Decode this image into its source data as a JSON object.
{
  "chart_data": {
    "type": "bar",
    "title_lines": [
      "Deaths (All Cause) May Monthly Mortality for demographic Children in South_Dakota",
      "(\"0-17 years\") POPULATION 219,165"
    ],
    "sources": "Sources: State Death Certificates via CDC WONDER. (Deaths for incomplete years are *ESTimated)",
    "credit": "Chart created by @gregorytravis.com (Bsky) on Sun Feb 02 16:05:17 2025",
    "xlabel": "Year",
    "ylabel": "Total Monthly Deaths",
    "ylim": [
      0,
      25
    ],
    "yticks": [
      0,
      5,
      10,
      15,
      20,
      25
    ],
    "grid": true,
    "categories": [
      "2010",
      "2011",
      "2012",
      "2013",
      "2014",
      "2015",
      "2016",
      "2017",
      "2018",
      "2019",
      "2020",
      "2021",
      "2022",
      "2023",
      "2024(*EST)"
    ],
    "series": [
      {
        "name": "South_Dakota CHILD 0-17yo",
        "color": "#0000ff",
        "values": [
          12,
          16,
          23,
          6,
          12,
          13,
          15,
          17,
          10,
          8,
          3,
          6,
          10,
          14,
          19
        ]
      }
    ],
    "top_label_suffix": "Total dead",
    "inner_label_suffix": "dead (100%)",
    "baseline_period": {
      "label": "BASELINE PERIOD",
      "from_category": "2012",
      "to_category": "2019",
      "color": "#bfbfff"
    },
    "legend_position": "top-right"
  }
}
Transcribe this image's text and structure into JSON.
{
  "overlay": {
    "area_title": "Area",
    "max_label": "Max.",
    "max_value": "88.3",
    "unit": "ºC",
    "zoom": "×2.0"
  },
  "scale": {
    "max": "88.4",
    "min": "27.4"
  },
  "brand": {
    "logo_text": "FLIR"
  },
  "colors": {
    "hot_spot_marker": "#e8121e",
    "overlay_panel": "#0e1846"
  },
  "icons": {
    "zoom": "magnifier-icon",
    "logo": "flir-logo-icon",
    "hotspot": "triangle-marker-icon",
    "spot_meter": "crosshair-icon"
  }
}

------------------------------------------------------------

## [Do this]
Give an exact copy of all the data shown above.

## [Answer to the task]
Decode this image into its source data as a JSON object.
{
  "chart_data": {
    "type": "bar",
    "title_lines": [
      "Deaths (All Cause) May Monthly Mortality for demographic Children in South_Dakota",
      "(\"0-17 years\") POPULATION 219,165"
    ],
    "sources": "Sources: State Death Certificates via CDC WONDER. (Deaths for incomplete years are *ESTimated)",
    "credit": "Chart created by @gregorytravis.com (Bsky) on Sun Feb 02 16:05:17 2025",
    "xlabel": "Year",
    "ylabel": "Total Monthly Deaths",
    "ylim": [
      0,
      25
    ],
    "yticks": [
      0,
      5,
      10,
      15,
      20,
      25
    ],
    "grid": true,
    "categories": [
      "2010",
      "2011",
      "2012",
      "2013",
      "2014",
      "2015",
      "2016",
      "2017",
      "2018",
      "2019",
      "2020",
      "2021",
      "2022",
      "2023",
      "2024(*EST)"
    ],
    "series": [
      {
        "name": "South_Dakota CHILD 0-17yo",
        "color": "#0000ff",
        "values": [
          12,
          16,
          23,
          6,
          12,
          13,
          15,
          17,
          10,
          8,
          3,
          6,
          10,
          14,
          19
        ]
      }
    ],
    "top_label_suffix": "Total dead",
    "inner_label_suffix": "dead (100%)",
    "baseline_period": {
      "label": "BASELINE PERIOD",
      "from_category": "2012",
      "to_category": "2019",
      "color": "#bfbfff"
    },
    "legend_position": "top-right"
  }
}
Transcribe this image's text and structure into JSON.
{
  "overlay": {
    "area_title": "Area",
    "max_label": "Max.",
    "max_value": "88.3",
    "unit": "ºC",
    "zoom": "×2.0"
  },
  "scale": {
    "max": "88.4",
    "min": "27.4"
  },
  "brand": {
    "logo_text": "FLIR"
  },
  "colors": {
    "hot_spot_marker": "#e8121e",
    "overlay_panel": "#0e1846"
  },
  "icons": {
    "zoom": "magnifier-icon",
    "logo": "flir-logo-icon",
    "hotspot": "triangle-marker-icon",
    "spot_meter": "crosshair-icon"
  }
}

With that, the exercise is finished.